───── GIVEN DATA ─────
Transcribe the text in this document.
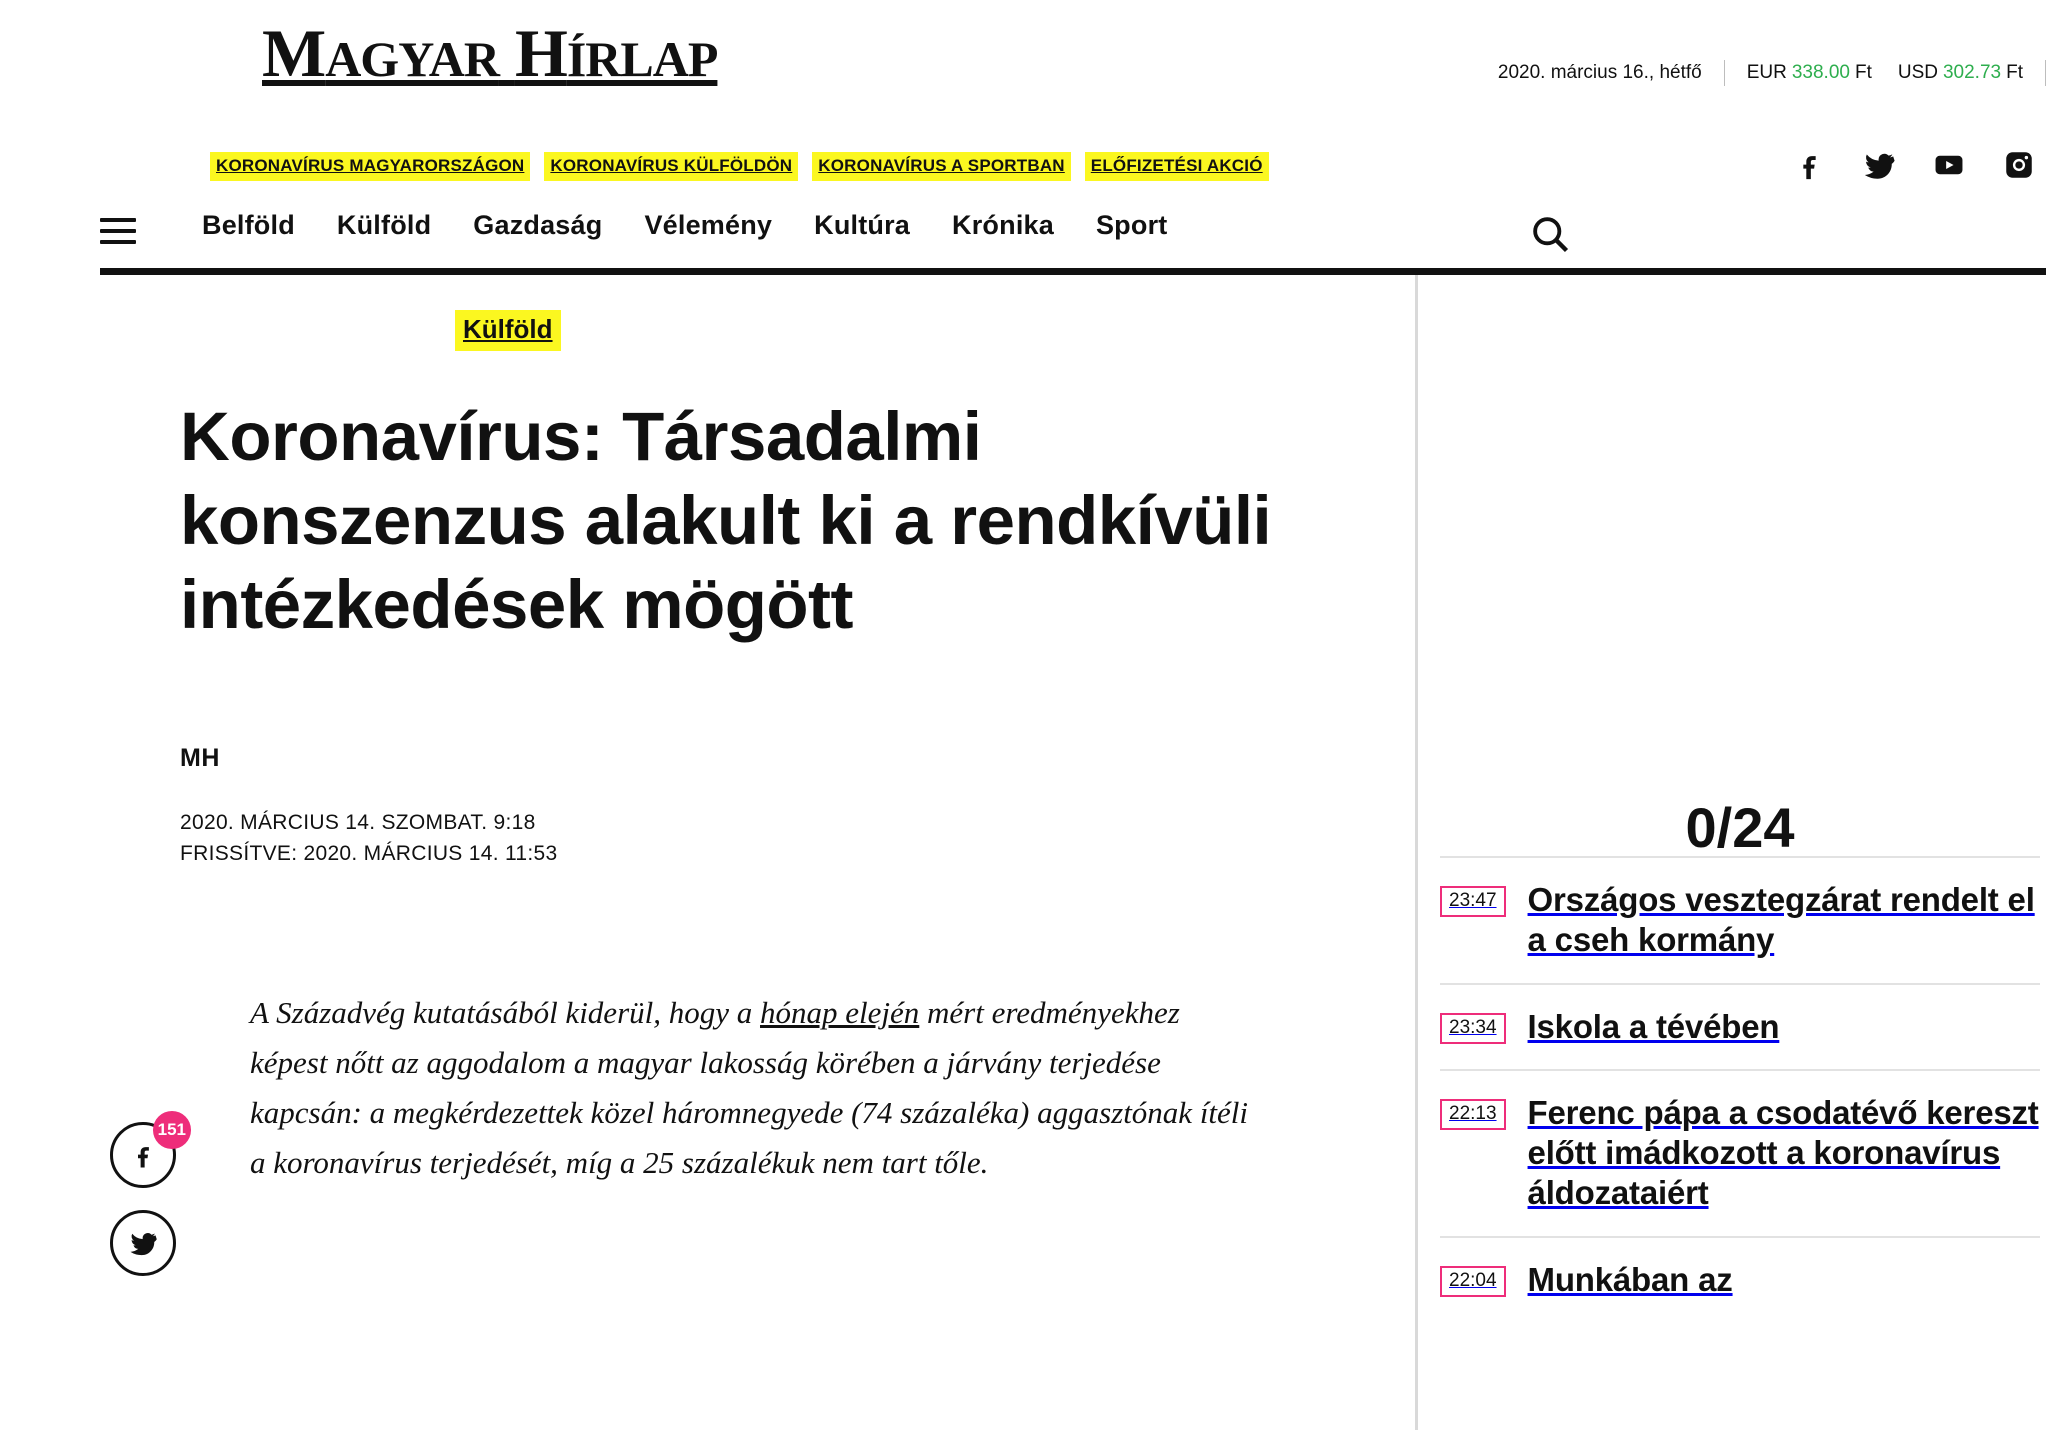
MAGYAR HÍRLAP	2020. március 16., hétfő EUR 338.00 Ft USD 302.73 Ft
KORONAVÍRUS MAGYARORSZÁGON	KORONAVÍRUS KÜLFÖLDÖN	KORONAVÍRUS A SPORTBAN	ELŐFIZETÉSI AKCIÓ
Belföld Külföld Gazdaság Vélemény Kultúra Krónika Sport
Külföld
Koronavírus: Társadalmi konszenzus alakult ki a rendkívüli intézkedések mögött
MH
2020. MÁRCIUS 14. SZOMBAT. 9:18
FRISSÍTVE: 2020. MÁRCIUS 14. 11:53

A Századvég kutatásából kiderül, hogy a hónap elején mért eredményekhez képest nőtt az aggodalom a magyar lakosság körében a járvány terjedése kapcsán: a megkérdezettek közel háromnegyede (74 százaléka) aggasztónak ítéli a koronavírus terjedését, míg a 25 százalékuk nem tart tőle.

151
0/24
23:47 Országos vesztegzárat rendelt el a cseh kormány
23:34 Iskola a tévében
22:13 Ferenc pápa a csodatévő kereszt előtt imádkozott a koronavírus áldozataiért
22:04 Munkában az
─────
From the listing, extract all text exactly as given and drop any picture.

# RESULT OF THIS EXERCISE
Transcribe the text in this document.
MAGYAR HÍRLAP	2020. március 16., hétfő EUR 338.00 Ft USD 302.73 Ft
KORONAVÍRUS MAGYARORSZÁGON	KORONAVÍRUS KÜLFÖLDÖN	KORONAVÍRUS A SPORTBAN	ELŐFIZETÉSI AKCIÓ
Belföld Külföld Gazdaság Vélemény Kultúra Krónika Sport
Külföld
Koronavírus: Társadalmi konszenzus alakult ki a rendkívüli intézkedések mögött
MH
2020. MÁRCIUS 14. SZOMBAT. 9:18
FRISSÍTVE: 2020. MÁRCIUS 14. 11:53

A Századvég kutatásából kiderül, hogy a hónap elején mért eredményekhez képest nőtt az aggodalom a magyar lakosság körében a járvány terjedése kapcsán: a megkérdezettek közel háromnegyede (74 százaléka) aggasztónak ítéli a koronavírus terjedését, míg a 25 százalékuk nem tart tőle.

151
0/24
23:47 Országos vesztegzárat rendelt el a cseh kormány
23:34 Iskola a tévében
22:13 Ferenc pápa a csodatévő kereszt előtt imádkozott a koronavírus áldozataiért
22:04 Munkában az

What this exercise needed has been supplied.